Aim: Count the lines that include the string "specified", and give only that number.
** BEGIN Information provided **
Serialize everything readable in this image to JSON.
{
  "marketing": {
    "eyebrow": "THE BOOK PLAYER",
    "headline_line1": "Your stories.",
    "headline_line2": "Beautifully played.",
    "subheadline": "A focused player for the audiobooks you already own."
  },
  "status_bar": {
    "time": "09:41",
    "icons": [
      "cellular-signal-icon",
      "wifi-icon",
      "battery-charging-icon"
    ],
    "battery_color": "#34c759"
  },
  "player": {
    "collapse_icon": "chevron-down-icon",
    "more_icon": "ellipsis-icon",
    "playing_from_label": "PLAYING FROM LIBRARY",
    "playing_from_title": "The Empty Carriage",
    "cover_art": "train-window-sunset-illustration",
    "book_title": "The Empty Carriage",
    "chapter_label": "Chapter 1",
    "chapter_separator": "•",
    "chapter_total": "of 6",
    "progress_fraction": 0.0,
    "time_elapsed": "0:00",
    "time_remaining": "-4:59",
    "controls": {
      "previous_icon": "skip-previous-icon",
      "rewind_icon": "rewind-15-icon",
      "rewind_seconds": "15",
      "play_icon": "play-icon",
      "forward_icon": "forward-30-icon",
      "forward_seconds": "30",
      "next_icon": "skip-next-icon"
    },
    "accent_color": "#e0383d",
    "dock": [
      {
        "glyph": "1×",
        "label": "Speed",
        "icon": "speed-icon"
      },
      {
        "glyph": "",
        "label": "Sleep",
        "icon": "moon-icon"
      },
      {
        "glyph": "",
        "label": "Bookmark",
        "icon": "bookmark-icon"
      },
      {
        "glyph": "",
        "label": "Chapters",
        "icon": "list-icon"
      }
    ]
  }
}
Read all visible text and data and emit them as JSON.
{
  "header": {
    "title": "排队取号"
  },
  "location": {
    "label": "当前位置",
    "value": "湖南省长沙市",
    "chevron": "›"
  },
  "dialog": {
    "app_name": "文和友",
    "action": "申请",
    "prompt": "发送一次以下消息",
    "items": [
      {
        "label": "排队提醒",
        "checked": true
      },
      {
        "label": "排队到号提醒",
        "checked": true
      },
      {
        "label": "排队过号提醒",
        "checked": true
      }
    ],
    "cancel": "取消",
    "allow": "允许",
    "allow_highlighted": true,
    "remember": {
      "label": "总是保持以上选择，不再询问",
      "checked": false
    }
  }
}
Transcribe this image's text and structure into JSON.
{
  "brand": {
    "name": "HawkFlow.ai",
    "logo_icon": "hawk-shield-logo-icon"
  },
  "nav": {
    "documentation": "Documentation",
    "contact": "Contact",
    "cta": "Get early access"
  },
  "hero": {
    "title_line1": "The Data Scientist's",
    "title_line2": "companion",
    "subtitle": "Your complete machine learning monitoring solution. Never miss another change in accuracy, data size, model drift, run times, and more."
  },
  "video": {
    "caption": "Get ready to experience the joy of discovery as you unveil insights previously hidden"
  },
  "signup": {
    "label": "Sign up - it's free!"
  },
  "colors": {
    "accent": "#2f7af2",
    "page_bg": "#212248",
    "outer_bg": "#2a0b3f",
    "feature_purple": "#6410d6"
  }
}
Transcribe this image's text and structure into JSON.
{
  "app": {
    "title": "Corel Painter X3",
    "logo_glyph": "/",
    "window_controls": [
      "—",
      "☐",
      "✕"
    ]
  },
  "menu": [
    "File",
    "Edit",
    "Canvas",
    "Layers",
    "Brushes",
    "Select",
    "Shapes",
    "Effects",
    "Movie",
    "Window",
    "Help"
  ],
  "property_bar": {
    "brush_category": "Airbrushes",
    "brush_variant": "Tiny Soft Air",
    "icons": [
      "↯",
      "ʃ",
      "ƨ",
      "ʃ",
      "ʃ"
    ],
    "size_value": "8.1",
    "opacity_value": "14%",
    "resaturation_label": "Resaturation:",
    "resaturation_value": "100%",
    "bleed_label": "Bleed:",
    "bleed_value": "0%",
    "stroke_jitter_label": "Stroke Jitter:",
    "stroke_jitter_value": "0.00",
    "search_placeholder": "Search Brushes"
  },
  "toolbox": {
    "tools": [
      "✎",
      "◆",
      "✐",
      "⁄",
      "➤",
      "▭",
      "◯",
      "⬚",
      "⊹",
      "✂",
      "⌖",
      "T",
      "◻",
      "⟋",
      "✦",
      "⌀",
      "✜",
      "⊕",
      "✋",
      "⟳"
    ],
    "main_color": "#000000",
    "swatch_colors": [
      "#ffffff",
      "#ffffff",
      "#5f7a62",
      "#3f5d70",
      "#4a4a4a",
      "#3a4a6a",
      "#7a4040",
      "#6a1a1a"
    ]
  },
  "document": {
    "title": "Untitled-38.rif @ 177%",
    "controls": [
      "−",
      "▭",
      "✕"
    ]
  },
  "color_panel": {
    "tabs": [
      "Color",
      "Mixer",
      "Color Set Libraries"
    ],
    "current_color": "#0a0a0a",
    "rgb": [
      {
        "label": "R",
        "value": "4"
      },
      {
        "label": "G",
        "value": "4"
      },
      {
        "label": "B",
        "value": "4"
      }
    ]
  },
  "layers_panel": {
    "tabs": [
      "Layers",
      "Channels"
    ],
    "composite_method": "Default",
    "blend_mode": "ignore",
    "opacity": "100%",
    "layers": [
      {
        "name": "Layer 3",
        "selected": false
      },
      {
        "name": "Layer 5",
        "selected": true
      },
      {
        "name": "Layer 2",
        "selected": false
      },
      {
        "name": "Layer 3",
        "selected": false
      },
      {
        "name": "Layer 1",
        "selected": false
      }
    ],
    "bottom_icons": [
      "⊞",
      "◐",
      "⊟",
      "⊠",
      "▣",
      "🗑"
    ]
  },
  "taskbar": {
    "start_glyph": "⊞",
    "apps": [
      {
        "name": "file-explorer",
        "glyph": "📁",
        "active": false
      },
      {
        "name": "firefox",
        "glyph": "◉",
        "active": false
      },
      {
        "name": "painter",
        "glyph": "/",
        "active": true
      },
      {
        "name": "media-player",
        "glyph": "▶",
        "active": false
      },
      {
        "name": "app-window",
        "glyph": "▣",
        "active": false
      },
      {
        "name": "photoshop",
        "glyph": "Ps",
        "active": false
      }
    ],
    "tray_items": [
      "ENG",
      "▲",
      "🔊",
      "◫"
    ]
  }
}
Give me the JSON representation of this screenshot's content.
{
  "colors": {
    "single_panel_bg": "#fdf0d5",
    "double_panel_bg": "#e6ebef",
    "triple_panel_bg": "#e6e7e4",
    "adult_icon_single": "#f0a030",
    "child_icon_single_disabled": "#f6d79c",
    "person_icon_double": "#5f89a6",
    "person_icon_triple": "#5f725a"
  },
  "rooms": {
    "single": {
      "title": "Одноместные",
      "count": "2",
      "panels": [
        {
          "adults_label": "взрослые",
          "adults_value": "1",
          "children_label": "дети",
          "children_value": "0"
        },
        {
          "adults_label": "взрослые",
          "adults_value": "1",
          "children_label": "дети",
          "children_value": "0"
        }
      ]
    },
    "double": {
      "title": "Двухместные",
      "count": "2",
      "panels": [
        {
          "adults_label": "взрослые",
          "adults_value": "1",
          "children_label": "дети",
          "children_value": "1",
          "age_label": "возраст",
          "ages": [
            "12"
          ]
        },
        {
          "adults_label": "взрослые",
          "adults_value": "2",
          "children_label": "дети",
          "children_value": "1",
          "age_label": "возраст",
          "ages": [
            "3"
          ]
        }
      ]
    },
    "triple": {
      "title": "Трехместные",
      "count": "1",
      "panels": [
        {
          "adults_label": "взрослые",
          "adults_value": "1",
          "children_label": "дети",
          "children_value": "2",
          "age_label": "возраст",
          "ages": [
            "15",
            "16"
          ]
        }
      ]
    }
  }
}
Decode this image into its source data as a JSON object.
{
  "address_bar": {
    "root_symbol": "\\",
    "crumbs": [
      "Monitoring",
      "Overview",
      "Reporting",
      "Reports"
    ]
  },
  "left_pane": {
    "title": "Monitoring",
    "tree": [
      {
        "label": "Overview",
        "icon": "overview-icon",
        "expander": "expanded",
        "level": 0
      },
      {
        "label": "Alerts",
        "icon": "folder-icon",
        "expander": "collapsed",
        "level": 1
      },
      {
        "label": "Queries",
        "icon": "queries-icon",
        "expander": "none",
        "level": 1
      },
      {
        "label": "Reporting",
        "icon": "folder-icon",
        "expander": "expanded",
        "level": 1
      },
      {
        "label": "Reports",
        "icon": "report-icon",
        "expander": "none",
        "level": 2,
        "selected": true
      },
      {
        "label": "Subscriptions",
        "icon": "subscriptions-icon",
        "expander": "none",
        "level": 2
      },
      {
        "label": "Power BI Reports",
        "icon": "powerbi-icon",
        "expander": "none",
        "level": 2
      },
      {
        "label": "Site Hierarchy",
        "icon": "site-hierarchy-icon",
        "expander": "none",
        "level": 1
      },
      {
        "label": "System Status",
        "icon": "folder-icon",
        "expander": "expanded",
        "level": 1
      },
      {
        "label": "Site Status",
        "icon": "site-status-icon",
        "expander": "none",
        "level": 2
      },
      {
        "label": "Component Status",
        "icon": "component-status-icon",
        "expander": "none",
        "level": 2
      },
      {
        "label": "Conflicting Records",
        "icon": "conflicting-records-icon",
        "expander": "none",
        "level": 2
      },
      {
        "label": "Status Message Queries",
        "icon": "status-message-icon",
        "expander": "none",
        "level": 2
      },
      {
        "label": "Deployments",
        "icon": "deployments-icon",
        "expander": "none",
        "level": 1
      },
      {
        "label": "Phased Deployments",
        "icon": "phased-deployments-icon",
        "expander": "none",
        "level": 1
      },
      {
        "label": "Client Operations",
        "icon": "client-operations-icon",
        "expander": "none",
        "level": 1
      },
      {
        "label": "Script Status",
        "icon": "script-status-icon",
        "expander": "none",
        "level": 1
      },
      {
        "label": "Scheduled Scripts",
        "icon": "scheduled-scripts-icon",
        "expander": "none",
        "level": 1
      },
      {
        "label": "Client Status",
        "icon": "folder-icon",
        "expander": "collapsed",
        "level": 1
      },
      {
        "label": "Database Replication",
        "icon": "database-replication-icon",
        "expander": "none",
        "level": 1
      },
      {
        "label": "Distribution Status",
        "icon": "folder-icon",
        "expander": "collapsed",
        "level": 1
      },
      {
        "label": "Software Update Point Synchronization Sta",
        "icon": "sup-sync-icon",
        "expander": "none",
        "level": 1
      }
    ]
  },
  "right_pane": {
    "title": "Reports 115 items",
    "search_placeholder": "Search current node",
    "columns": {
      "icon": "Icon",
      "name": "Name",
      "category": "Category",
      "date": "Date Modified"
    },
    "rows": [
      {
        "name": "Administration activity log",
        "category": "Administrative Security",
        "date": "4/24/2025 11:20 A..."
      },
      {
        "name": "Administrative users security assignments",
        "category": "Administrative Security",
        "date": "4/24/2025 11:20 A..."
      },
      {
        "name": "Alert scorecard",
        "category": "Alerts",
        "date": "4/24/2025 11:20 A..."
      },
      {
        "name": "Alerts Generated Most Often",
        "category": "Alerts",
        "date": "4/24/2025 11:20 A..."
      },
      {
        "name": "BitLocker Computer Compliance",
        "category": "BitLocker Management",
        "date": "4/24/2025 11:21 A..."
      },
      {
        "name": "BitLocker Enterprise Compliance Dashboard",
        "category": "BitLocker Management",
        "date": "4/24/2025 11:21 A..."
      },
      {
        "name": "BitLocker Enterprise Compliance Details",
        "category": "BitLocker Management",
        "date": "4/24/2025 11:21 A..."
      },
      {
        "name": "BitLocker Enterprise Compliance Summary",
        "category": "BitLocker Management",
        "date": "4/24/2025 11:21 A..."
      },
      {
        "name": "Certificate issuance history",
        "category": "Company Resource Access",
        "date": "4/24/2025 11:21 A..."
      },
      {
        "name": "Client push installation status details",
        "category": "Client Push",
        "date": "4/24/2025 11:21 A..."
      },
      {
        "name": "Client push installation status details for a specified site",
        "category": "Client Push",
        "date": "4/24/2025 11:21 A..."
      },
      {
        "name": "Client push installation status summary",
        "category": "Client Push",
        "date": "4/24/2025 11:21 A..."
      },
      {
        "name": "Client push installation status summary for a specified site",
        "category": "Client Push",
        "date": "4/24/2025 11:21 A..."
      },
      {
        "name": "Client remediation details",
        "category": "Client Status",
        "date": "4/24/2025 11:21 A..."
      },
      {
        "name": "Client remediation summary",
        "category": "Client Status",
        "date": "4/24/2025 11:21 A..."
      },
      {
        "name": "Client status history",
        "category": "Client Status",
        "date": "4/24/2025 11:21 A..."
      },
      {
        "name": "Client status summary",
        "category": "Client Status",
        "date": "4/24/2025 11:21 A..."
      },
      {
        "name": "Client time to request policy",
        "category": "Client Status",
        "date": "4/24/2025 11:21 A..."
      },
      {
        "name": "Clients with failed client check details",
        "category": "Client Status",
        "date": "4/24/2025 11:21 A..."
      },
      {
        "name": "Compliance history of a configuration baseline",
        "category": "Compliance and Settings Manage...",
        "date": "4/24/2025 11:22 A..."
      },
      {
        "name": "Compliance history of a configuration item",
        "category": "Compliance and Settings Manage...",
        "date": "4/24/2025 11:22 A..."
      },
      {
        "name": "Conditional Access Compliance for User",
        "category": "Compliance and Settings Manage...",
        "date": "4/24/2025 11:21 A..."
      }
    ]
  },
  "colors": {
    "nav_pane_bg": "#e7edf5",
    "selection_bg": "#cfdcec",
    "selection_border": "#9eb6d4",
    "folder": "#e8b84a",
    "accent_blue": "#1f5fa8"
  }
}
** END Information provided **
Reply: 2